--- begin Information supplied ---

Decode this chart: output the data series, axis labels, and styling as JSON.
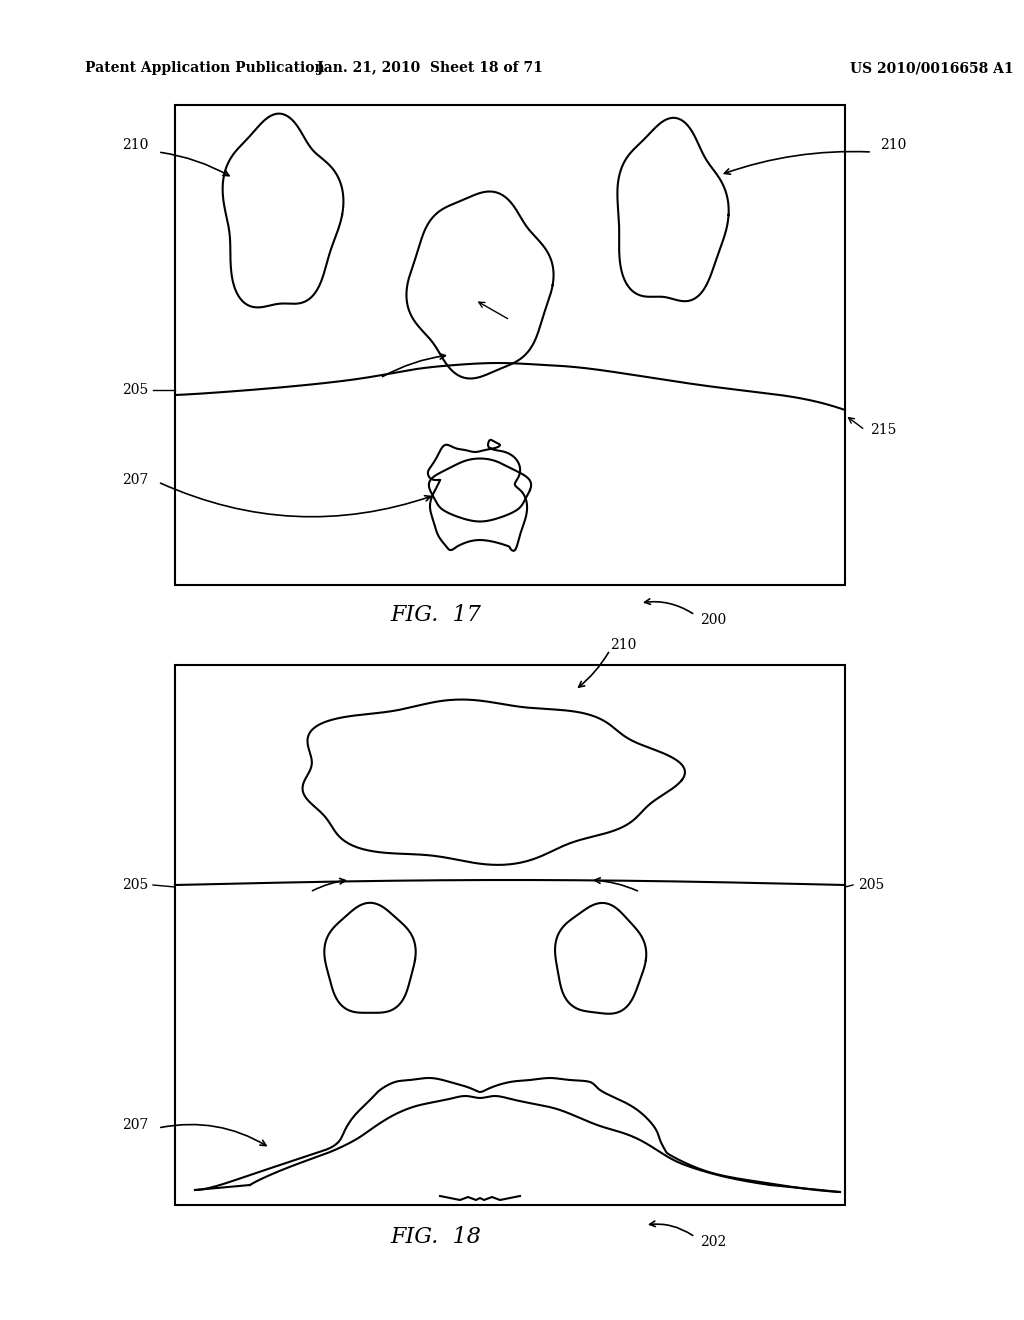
{
  "title_left": "Patent Application Publication",
  "title_center": "Jan. 21, 2010  Sheet 18 of 71",
  "title_right": "US 2010/0016658 A1",
  "fig17_label": "FIG.  17",
  "fig18_label": "FIG.  18",
  "fig17_ref": "200",
  "fig18_ref": "202",
  "background_color": "#ffffff",
  "line_color": "#000000",
  "font_size_header": 10,
  "font_size_label": 11,
  "font_size_ref": 10
}
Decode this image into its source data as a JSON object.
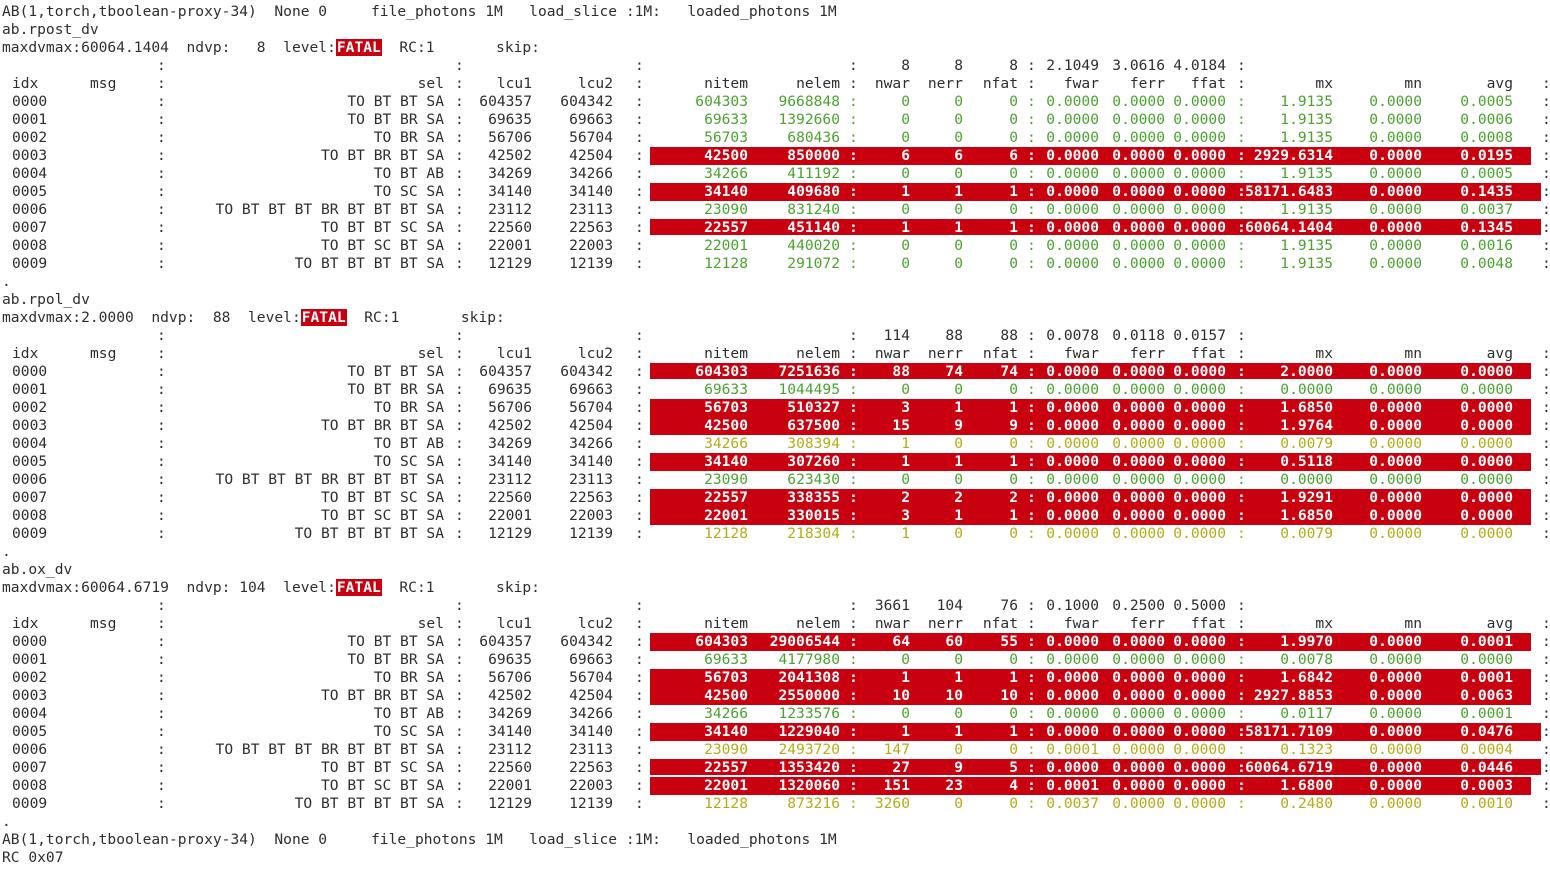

--- end Information supplied ---

# The exercise:
Every line of the data above should be quoted exactly. Omit the pictures.

# Solution for this task:
Decode this chart: output the data series, axis labels, and styling as JSON.
{
  "title_left": "Patent Application Publication",
  "title_center": "Jan. 21, 2010  Sheet 18 of 71",
  "title_right": "US 2010/0016658 A1",
  "fig17_label": "FIG.  17",
  "fig18_label": "FIG.  18",
  "fig17_ref": "200",
  "fig18_ref": "202",
  "background_color": "#ffffff",
  "line_color": "#000000",
  "font_size_header": 10,
  "font_size_label": 11,
  "font_size_ref": 10
}
Decode this image into its source data as a JSON object.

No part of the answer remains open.